• Records
* * * * * * *

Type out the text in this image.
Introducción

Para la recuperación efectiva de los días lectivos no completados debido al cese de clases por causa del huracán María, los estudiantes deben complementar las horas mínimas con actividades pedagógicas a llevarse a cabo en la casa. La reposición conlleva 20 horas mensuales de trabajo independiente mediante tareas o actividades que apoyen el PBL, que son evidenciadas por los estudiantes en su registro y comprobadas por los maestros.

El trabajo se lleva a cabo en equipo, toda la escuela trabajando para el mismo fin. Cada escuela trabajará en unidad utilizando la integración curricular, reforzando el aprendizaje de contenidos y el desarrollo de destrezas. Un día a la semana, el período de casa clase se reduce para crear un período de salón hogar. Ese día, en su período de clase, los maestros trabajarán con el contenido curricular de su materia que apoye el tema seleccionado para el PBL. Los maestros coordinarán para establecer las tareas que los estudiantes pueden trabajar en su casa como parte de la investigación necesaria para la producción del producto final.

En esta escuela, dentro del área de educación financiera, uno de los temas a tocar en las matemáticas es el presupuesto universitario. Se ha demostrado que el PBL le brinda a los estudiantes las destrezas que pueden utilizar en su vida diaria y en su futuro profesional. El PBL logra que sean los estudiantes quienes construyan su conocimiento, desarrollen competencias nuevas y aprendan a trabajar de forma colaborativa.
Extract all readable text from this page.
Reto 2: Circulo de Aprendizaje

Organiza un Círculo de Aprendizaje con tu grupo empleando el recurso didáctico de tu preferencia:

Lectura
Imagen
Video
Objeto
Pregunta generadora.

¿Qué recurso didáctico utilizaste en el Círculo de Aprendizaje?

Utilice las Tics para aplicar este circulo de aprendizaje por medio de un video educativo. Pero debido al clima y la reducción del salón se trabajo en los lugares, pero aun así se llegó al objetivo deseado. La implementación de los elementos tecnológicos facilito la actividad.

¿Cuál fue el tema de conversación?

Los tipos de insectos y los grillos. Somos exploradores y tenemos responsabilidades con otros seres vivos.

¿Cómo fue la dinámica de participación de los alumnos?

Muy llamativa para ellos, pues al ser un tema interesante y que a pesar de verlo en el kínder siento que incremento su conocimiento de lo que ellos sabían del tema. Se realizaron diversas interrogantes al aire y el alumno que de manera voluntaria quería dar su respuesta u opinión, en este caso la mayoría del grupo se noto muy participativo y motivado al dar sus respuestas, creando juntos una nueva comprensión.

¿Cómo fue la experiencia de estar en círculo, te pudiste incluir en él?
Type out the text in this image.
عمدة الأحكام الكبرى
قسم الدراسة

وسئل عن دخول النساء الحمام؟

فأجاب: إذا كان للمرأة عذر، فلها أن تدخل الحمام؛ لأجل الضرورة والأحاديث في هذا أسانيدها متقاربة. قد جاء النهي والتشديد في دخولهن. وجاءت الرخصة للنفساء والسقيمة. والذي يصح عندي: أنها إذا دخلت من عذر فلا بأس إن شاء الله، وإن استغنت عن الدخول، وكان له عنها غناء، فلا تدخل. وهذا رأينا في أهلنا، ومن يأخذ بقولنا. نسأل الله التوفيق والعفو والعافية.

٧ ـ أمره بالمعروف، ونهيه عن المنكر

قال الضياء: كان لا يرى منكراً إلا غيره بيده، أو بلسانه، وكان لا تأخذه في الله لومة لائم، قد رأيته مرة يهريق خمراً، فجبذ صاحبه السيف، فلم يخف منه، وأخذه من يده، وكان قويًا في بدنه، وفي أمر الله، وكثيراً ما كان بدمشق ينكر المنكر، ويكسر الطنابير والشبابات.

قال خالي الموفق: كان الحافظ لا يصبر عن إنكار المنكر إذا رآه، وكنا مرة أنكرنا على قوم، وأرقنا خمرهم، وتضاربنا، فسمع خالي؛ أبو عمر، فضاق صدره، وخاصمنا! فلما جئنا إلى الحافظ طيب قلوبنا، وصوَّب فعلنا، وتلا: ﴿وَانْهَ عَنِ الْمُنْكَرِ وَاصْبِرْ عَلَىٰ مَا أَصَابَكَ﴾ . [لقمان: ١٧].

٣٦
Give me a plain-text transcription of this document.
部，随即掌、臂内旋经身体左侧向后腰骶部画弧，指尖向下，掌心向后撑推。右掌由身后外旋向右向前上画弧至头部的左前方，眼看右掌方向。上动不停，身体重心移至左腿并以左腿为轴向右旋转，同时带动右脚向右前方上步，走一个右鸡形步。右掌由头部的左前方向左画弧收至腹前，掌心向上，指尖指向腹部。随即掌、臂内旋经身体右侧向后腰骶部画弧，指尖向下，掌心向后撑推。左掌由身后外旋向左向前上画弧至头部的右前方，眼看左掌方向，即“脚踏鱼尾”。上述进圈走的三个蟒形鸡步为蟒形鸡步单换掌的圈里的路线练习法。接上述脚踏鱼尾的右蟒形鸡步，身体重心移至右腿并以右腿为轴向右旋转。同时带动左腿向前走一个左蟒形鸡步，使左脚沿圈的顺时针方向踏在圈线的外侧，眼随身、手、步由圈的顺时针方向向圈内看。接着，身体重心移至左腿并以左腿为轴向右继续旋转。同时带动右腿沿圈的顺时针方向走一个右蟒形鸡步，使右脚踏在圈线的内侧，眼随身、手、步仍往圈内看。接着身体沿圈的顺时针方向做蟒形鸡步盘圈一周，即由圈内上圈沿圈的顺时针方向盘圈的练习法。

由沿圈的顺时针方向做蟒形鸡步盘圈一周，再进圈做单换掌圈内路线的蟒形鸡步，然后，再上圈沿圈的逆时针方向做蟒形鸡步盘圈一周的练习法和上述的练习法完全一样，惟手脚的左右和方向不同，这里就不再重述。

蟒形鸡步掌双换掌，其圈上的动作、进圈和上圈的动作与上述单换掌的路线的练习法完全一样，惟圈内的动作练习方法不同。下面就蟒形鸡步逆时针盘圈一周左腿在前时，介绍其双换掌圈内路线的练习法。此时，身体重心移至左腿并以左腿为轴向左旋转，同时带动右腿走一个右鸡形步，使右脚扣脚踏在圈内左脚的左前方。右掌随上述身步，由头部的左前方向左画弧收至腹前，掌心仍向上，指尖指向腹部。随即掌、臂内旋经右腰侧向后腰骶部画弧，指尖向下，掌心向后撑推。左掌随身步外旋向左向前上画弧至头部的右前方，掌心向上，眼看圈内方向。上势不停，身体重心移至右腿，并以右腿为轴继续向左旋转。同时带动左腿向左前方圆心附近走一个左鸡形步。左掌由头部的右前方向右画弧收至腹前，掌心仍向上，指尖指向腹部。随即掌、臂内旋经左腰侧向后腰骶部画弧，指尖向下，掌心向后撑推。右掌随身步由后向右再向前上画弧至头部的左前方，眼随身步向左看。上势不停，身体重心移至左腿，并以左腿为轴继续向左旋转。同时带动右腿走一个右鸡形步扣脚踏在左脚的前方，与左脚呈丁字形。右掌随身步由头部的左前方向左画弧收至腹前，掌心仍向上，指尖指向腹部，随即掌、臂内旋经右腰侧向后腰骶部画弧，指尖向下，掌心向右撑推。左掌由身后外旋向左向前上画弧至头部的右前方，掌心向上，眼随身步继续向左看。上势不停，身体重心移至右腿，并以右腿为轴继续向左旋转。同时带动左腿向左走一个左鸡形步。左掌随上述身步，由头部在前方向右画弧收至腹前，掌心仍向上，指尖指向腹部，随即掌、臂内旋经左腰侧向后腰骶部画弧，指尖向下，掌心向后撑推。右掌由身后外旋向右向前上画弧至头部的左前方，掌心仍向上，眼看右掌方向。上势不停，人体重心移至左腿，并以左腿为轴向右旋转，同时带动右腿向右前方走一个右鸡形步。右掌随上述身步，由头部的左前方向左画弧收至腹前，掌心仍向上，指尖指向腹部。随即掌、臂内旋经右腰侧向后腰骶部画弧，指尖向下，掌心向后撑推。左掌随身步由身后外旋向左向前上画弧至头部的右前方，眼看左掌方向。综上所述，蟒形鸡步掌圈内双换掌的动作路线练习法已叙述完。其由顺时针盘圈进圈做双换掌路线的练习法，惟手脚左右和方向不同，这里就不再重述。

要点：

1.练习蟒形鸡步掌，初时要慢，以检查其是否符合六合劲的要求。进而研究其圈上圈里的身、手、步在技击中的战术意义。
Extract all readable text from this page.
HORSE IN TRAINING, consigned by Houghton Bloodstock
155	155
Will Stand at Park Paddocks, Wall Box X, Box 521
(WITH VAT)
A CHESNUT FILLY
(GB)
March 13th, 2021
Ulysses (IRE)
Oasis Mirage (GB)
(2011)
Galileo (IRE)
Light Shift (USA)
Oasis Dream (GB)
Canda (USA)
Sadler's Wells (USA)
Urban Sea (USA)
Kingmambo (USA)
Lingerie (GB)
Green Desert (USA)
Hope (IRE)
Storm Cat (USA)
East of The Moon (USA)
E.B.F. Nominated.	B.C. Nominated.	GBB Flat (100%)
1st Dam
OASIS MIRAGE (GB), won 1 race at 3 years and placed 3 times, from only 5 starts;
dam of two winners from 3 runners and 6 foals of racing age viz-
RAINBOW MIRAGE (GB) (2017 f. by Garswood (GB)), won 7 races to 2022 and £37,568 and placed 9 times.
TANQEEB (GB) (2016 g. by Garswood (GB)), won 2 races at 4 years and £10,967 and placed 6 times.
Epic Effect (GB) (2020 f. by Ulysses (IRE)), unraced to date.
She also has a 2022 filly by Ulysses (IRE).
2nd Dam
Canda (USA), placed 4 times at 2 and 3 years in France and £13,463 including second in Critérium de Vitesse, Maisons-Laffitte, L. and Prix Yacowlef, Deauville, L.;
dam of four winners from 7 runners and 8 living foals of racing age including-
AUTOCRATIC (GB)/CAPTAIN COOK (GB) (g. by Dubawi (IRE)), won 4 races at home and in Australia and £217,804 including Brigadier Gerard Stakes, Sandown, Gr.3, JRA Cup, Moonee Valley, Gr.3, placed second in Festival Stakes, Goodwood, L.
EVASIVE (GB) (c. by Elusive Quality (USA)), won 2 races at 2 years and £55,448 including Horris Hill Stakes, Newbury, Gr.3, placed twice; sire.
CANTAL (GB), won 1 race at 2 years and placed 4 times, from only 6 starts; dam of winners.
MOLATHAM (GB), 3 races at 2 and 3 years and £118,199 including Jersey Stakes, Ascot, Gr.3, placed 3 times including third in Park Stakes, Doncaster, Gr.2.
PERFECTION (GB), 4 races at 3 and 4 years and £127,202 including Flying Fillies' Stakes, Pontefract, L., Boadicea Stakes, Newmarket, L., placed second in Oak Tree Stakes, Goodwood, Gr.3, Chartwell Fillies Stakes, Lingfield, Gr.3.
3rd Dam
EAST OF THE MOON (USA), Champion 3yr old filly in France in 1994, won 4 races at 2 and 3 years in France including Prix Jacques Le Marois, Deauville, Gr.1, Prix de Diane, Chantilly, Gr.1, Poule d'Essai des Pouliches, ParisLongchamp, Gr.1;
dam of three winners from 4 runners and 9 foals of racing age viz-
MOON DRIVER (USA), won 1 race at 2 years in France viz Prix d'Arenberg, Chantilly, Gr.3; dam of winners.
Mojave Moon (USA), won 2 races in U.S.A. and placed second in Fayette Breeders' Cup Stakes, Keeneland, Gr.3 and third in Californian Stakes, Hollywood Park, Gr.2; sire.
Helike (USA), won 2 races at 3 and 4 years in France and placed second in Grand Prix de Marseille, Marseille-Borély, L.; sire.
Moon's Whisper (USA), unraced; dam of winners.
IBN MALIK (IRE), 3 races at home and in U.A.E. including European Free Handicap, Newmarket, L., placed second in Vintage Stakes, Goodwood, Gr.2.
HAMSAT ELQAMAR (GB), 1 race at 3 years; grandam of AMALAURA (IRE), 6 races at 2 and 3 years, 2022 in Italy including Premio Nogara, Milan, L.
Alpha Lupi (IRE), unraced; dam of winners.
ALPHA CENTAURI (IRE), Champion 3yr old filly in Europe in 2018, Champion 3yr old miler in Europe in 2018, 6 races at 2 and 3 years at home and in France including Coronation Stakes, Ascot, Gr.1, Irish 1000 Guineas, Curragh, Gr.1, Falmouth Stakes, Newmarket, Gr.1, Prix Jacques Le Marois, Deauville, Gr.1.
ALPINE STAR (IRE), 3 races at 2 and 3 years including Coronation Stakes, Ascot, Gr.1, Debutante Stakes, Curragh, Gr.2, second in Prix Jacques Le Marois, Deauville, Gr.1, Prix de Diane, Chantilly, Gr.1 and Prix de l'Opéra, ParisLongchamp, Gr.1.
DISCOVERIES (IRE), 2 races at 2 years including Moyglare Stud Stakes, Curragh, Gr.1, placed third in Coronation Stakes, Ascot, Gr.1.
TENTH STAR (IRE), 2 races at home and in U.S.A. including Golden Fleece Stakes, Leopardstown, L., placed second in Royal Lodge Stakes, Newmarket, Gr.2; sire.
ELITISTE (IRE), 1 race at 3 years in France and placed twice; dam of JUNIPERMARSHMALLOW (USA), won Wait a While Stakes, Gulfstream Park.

* * * * * * *

• Do this
Gather every line from the entries above where the word "grupo" appears, and copy them.

• Response to this exercise
Organiza un Círculo de Aprendizaje con tu grupo empleando el recurso didáctico de tu preferencia:
Muy llamativa para ellos, pues al ser un tema interesante y que a pesar de verlo en el kínder siento que incremento su conocimiento de lo que ellos sabían del tema. Se realizaron diversas interrogantes al aire y el alumno que de manera voluntaria quería dar su respuesta u opinión, en este caso la mayoría del grupo se noto muy participativo y motivado al dar sus respuestas, creando juntos una nueva comprensión.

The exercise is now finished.